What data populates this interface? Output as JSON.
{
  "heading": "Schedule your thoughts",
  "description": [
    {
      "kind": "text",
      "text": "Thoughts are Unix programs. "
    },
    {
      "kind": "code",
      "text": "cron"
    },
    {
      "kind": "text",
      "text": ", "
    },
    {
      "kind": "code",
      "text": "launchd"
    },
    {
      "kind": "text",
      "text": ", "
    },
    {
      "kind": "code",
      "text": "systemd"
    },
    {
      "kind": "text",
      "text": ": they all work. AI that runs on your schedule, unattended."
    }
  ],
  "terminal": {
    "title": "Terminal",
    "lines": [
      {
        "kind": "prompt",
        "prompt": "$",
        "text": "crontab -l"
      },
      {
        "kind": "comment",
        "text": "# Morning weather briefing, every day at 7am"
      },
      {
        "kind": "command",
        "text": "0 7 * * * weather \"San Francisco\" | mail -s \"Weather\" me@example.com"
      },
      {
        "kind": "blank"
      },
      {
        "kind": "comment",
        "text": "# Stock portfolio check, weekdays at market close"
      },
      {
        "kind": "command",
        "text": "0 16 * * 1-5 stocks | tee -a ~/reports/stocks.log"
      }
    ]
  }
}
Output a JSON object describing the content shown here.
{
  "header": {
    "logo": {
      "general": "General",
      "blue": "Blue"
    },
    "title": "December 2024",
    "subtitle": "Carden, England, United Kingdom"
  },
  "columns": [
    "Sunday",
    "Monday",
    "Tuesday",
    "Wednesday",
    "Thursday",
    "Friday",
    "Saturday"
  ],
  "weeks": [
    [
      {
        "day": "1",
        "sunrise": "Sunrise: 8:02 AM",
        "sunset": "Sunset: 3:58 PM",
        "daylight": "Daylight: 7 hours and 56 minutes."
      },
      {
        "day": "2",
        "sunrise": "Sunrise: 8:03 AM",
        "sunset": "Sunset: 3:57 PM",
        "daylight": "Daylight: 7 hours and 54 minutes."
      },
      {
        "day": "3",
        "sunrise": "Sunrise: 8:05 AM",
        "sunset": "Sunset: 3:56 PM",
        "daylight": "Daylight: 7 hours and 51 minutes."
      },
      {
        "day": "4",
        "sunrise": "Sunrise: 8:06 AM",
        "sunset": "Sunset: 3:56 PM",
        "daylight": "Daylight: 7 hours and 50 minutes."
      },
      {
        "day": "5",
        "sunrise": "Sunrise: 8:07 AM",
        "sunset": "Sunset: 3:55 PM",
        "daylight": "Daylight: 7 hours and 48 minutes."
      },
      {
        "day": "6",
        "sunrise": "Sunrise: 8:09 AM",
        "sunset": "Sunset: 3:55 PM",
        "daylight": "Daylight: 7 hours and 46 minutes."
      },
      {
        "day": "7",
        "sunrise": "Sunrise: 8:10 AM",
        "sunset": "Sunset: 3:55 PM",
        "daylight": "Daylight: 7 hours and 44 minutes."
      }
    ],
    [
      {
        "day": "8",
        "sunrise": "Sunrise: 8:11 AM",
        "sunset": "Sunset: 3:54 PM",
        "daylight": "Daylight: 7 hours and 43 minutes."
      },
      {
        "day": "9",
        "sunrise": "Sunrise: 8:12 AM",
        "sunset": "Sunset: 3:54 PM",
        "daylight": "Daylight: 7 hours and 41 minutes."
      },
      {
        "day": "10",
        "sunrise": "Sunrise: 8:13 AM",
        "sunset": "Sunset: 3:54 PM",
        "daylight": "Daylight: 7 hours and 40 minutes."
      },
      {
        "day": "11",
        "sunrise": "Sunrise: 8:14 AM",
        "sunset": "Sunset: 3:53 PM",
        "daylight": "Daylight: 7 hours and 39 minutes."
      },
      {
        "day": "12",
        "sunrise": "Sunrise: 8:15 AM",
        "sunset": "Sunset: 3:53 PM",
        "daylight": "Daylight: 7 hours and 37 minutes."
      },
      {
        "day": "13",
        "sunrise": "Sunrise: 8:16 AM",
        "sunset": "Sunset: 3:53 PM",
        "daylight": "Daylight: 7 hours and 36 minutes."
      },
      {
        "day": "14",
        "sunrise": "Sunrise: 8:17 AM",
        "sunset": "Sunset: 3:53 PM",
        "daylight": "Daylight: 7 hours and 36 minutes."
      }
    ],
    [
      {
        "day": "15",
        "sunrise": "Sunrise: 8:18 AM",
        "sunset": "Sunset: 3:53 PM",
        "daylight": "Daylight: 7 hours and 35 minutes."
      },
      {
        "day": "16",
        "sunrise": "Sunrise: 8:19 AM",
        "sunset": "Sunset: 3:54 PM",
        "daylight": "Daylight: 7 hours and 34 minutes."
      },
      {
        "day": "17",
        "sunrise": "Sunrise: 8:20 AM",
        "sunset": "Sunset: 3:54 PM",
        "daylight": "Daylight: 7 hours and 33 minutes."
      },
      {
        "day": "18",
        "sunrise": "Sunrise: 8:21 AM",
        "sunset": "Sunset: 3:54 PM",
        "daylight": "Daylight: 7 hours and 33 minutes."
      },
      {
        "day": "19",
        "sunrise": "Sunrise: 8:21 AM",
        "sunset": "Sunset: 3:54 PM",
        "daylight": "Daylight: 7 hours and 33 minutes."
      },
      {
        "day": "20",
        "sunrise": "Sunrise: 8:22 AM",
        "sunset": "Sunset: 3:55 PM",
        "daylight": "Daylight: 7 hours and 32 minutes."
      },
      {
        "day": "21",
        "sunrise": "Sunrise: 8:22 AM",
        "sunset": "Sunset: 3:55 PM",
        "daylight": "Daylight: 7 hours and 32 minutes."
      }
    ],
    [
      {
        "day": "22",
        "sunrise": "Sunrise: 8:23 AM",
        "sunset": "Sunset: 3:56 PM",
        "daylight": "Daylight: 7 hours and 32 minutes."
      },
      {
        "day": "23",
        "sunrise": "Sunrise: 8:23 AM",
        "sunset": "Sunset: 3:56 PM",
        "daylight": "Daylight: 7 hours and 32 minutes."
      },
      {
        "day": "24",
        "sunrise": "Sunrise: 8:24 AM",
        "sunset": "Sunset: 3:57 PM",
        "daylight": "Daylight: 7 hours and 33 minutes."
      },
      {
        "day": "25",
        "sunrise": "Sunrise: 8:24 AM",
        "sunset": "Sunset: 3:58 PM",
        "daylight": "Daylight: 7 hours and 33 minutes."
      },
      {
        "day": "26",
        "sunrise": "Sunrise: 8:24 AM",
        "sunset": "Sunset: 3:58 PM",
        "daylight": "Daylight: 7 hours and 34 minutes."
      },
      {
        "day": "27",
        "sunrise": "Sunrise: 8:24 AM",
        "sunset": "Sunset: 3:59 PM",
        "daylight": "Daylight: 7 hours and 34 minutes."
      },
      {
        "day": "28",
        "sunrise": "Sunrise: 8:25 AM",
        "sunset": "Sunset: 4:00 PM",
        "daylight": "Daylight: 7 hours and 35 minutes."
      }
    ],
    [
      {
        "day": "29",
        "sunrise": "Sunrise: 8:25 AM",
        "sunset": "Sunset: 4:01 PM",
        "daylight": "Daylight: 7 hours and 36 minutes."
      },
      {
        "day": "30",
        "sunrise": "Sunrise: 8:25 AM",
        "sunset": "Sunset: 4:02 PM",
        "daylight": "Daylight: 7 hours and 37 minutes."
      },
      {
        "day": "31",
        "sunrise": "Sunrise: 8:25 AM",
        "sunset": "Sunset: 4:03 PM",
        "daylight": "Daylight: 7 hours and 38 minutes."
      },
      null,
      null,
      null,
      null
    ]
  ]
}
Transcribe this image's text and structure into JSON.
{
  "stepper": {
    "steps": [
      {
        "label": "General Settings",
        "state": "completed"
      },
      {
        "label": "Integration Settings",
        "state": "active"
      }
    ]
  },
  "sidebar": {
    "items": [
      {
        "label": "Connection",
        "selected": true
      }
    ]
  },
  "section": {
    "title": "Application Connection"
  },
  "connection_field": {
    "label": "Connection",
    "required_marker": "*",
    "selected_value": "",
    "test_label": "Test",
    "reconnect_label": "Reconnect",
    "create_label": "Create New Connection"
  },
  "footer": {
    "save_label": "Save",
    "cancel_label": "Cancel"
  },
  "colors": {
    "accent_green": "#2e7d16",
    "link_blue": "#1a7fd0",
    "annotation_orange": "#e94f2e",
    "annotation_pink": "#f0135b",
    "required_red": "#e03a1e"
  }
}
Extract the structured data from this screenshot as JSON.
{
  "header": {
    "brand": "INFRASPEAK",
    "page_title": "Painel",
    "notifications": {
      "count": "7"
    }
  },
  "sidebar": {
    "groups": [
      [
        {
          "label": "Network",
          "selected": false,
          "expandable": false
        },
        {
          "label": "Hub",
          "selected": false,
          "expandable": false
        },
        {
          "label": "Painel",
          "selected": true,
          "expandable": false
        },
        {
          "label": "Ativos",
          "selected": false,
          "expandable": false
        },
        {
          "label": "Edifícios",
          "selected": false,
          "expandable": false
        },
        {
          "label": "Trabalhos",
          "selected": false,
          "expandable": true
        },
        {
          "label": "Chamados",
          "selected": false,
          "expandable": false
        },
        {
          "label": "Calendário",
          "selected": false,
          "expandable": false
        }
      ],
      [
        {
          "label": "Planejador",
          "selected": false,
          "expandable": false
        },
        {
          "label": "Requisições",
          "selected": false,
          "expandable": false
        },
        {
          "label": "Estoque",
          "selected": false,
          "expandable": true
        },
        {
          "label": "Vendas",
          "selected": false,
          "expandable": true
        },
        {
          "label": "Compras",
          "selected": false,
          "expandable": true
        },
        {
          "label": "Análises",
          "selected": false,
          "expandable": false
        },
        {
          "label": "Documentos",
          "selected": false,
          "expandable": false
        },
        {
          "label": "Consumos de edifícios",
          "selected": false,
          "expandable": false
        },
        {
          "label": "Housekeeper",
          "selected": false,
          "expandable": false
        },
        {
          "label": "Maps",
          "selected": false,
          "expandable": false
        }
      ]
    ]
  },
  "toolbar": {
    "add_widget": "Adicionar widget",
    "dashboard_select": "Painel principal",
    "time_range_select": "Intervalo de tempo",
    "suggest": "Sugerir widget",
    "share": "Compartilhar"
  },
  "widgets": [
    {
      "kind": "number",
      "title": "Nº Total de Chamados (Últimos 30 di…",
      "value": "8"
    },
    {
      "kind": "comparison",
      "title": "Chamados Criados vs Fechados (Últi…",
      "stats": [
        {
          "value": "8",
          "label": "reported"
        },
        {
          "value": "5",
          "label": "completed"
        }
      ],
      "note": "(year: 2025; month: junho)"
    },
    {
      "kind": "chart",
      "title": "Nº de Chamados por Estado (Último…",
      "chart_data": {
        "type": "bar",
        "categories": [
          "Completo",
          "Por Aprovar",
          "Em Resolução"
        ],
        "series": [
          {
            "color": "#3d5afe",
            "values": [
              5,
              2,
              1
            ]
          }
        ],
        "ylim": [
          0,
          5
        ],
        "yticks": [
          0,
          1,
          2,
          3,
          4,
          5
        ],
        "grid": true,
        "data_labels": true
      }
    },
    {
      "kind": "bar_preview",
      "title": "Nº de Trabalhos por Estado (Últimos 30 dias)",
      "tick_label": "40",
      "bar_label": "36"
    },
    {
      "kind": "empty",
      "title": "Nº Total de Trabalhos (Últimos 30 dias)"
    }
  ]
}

┄┄┄┄┄┄┄┄┄┄

Exercise directions: Copy each line of the records containing the string "Últimos".

Exercise response:
      "title": "Nº Total de Chamados (Últimos 30 di…",
      "title": "Nº de Trabalhos por Estado (Últimos 30 dias)",
      "title": "Nº Total de Trabalhos (Últimos 30 dias)"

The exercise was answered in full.